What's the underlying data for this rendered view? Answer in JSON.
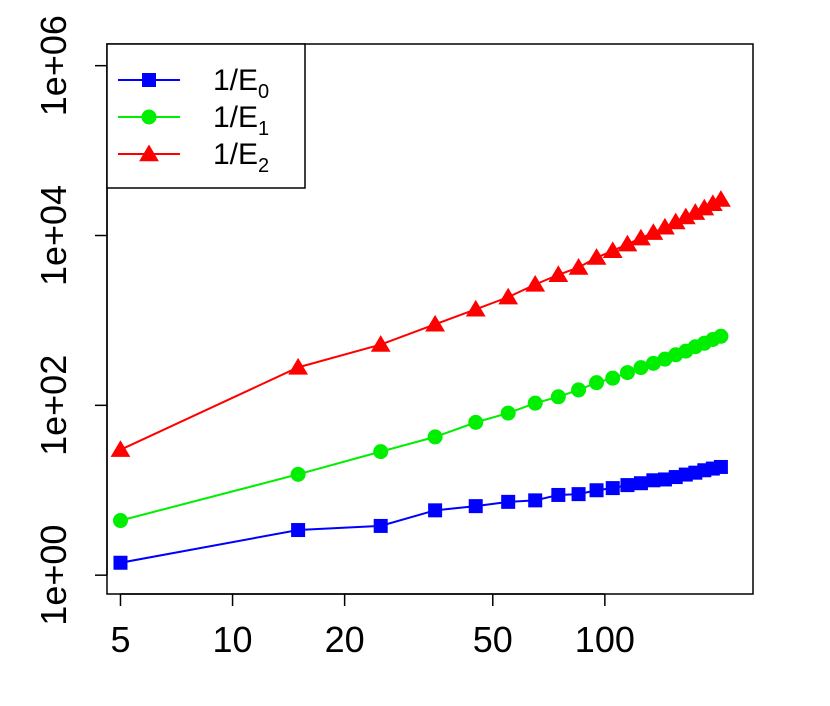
{
  "chart_data": {
    "type": "line",
    "x_scale": "log",
    "y_scale": "log",
    "xlim": [
      4.6,
      250
    ],
    "ylim": [
      0.6,
      1800000
    ],
    "x_ticks": [
      5,
      10,
      20,
      50,
      100
    ],
    "x_tick_labels": [
      "5",
      "10",
      "20",
      "50",
      "100"
    ],
    "y_ticks": [
      1,
      100,
      10000,
      1000000
    ],
    "y_tick_labels": [
      "1e+00",
      "1e+02",
      "1e+04",
      "1e+06"
    ],
    "grid": false,
    "legend_position": "top-left",
    "series": [
      {
        "name": "1/E0",
        "legend_prefix": "1/E",
        "legend_sub": "0",
        "color": "#0000ff",
        "marker": "square",
        "x": [
          5,
          15,
          25,
          35,
          45,
          55,
          65,
          75,
          85,
          95,
          105,
          115,
          125,
          135,
          145,
          155,
          165,
          175,
          185,
          195,
          205
        ],
        "y": [
          1.4,
          3.4,
          3.8,
          5.8,
          6.5,
          7.3,
          7.6,
          8.8,
          9.0,
          10.0,
          10.6,
          11.5,
          12.1,
          13.1,
          13.4,
          14.3,
          15.3,
          16.1,
          17.2,
          18.0,
          18.8
        ]
      },
      {
        "name": "1/E1",
        "legend_prefix": "1/E",
        "legend_sub": "1",
        "color": "#00ee00",
        "marker": "circle",
        "x": [
          5,
          15,
          25,
          35,
          45,
          55,
          65,
          75,
          85,
          95,
          105,
          115,
          125,
          135,
          145,
          155,
          165,
          175,
          185,
          195,
          205
        ],
        "y": [
          4.4,
          15.4,
          28.5,
          42.5,
          63.0,
          81.0,
          106,
          126,
          152,
          185,
          209,
          243,
          278,
          312,
          350,
          394,
          435,
          490,
          538,
          596,
          650
        ]
      },
      {
        "name": "1/E2",
        "legend_prefix": "1/E",
        "legend_sub": "2",
        "color": "#ff0000",
        "marker": "triangle",
        "x": [
          5,
          15,
          25,
          35,
          45,
          55,
          65,
          75,
          85,
          95,
          105,
          115,
          125,
          135,
          145,
          155,
          165,
          175,
          185,
          195,
          205
        ],
        "y": [
          30,
          280,
          520,
          900,
          1350,
          1880,
          2650,
          3450,
          4200,
          5500,
          6600,
          7900,
          9300,
          10800,
          12500,
          14400,
          16500,
          18600,
          21000,
          23600,
          26500
        ]
      }
    ]
  }
}
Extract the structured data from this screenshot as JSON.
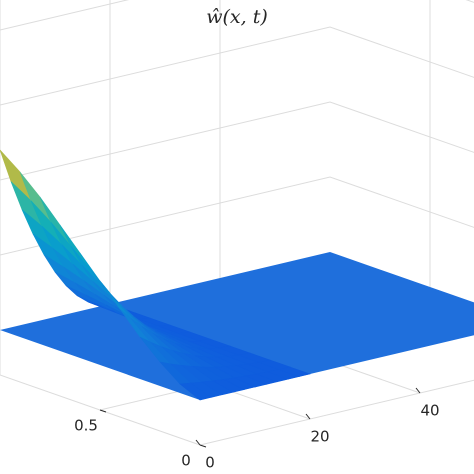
{
  "chart_data": {
    "type": "surface",
    "title": "ŵ(x, t)",
    "x": [
      0,
      0.1,
      0.2,
      0.3,
      0.4,
      0.5,
      0.6,
      0.7,
      0.8,
      0.9,
      1.0
    ],
    "values": [
      0,
      0.03,
      0.08,
      0.14,
      0.21,
      0.28,
      0.35,
      0.42,
      0.49,
      0.55,
      0.6
    ],
    "plane_color": "#1f6fdc",
    "xlim": [
      0,
      1
    ],
    "ylim": [
      0,
      60
    ],
    "zlim": [
      -0.15,
      1.2
    ],
    "xticks": [
      0,
      0.5
    ],
    "yticks": [
      0,
      20,
      40
    ],
    "grid": true
  }
}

_DESCRIPTION OF THE TASK:_ Leaving the pictures aside, transcribe the entire listing exactly.

_THE OUTPUT:_
What's the underlying data for this rendered view? Answer in JSON.
{
  "chart_data": {
    "type": "line",
    "x_scale": "log",
    "y_scale": "log",
    "xlim": [
      4.6,
      250
    ],
    "ylim": [
      0.6,
      1800000
    ],
    "x_ticks": [
      5,
      10,
      20,
      50,
      100
    ],
    "x_tick_labels": [
      "5",
      "10",
      "20",
      "50",
      "100"
    ],
    "y_ticks": [
      1,
      100,
      10000,
      1000000
    ],
    "y_tick_labels": [
      "1e+00",
      "1e+02",
      "1e+04",
      "1e+06"
    ],
    "grid": false,
    "legend_position": "top-left",
    "series": [
      {
        "name": "1/E0",
        "legend_prefix": "1/E",
        "legend_sub": "0",
        "color": "#0000ff",
        "marker": "square",
        "x": [
          5,
          15,
          25,
          35,
          45,
          55,
          65,
          75,
          85,
          95,
          105,
          115,
          125,
          135,
          145,
          155,
          165,
          175,
          185,
          195,
          205
        ],
        "y": [
          1.4,
          3.4,
          3.8,
          5.8,
          6.5,
          7.3,
          7.6,
          8.8,
          9.0,
          10.0,
          10.6,
          11.5,
          12.1,
          13.1,
          13.4,
          14.3,
          15.3,
          16.1,
          17.2,
          18.0,
          18.8
        ]
      },
      {
        "name": "1/E1",
        "legend_prefix": "1/E",
        "legend_sub": "1",
        "color": "#00ee00",
        "marker": "circle",
        "x": [
          5,
          15,
          25,
          35,
          45,
          55,
          65,
          75,
          85,
          95,
          105,
          115,
          125,
          135,
          145,
          155,
          165,
          175,
          185,
          195,
          205
        ],
        "y": [
          4.4,
          15.4,
          28.5,
          42.5,
          63.0,
          81.0,
          106,
          126,
          152,
          185,
          209,
          243,
          278,
          312,
          350,
          394,
          435,
          490,
          538,
          596,
          650
        ]
      },
      {
        "name": "1/E2",
        "legend_prefix": "1/E",
        "legend_sub": "2",
        "color": "#ff0000",
        "marker": "triangle",
        "x": [
          5,
          15,
          25,
          35,
          45,
          55,
          65,
          75,
          85,
          95,
          105,
          115,
          125,
          135,
          145,
          155,
          165,
          175,
          185,
          195,
          205
        ],
        "y": [
          30,
          280,
          520,
          900,
          1350,
          1880,
          2650,
          3450,
          4200,
          5500,
          6600,
          7900,
          9300,
          10800,
          12500,
          14400,
          16500,
          18600,
          21000,
          23600,
          26500
        ]
      }
    ]
  }
}
Extract the structured data from this screenshot as JSON.
{
  "chart_data": {
    "type": "surface",
    "title": "ŵ(x, t)",
    "x": [
      0,
      0.1,
      0.2,
      0.3,
      0.4,
      0.5,
      0.6,
      0.7,
      0.8,
      0.9,
      1.0
    ],
    "values": [
      0,
      0.03,
      0.08,
      0.14,
      0.21,
      0.28,
      0.35,
      0.42,
      0.49,
      0.55,
      0.6
    ],
    "plane_color": "#1f6fdc",
    "xlim": [
      0,
      1
    ],
    "ylim": [
      0,
      60
    ],
    "zlim": [
      -0.15,
      1.2
    ],
    "xticks": [
      0,
      0.5
    ],
    "yticks": [
      0,
      20,
      40
    ],
    "grid": true
  }
}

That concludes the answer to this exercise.